:: Problem ::
Every line that holds the string "classroom" is to be identified and copied.

※ ※ ※

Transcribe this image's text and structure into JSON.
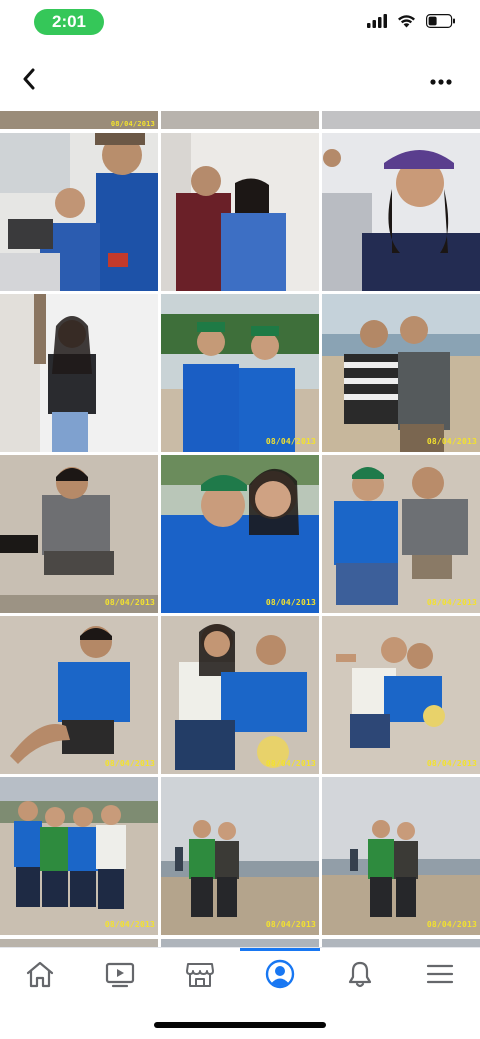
{
  "status_bar": {
    "time": "2:01",
    "icons": [
      "signal-icon",
      "wifi-icon",
      "battery-icon"
    ],
    "pill_color": "#35c759"
  },
  "nav": {
    "back_icon": "chevron-left-icon",
    "more_icon": "more-horizontal-icon"
  },
  "photos": {
    "date_stamp": "08/04/2013",
    "stamp_color": "#f3e22e",
    "tiles": [
      {
        "scene": "classroom-laptop",
        "stamp": ""
      },
      {
        "scene": "hallway-pair",
        "stamp": ""
      },
      {
        "scene": "classroom-cap",
        "stamp": ""
      },
      {
        "scene": "white-wall-portrait",
        "stamp": ""
      },
      {
        "scene": "palm-beach-pair",
        "stamp": "08/04/2013"
      },
      {
        "scene": "seaside-pair",
        "stamp": "08/04/2013"
      },
      {
        "scene": "sand-sitting",
        "stamp": "08/04/2013"
      },
      {
        "scene": "selfie-caps",
        "stamp": "08/04/2013"
      },
      {
        "scene": "sand-pair-sitting",
        "stamp": "08/04/2013"
      },
      {
        "scene": "sand-reclining",
        "stamp": "08/04/2013"
      },
      {
        "scene": "sand-pair-ball",
        "stamp": "08/04/2013"
      },
      {
        "scene": "sand-pair-ball-wide",
        "stamp": "08/04/2013"
      },
      {
        "scene": "group-four",
        "stamp": "08/04/2013"
      },
      {
        "scene": "overcast-beach-pair",
        "stamp": "08/04/2013"
      },
      {
        "scene": "overcast-beach-pair-2",
        "stamp": "08/04/2013"
      }
    ]
  },
  "tab_bar": {
    "active_color": "#1877f2",
    "tabs": [
      {
        "icon": "home-icon",
        "active": false
      },
      {
        "icon": "video-icon",
        "active": false
      },
      {
        "icon": "marketplace-icon",
        "active": false
      },
      {
        "icon": "profile-icon",
        "active": true
      },
      {
        "icon": "bell-icon",
        "active": false
      },
      {
        "icon": "menu-icon",
        "active": false
      }
    ]
  }
}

※ ※ ※

:: Written response ::
        "scene": "classroom-laptop",
        "scene": "classroom-cap",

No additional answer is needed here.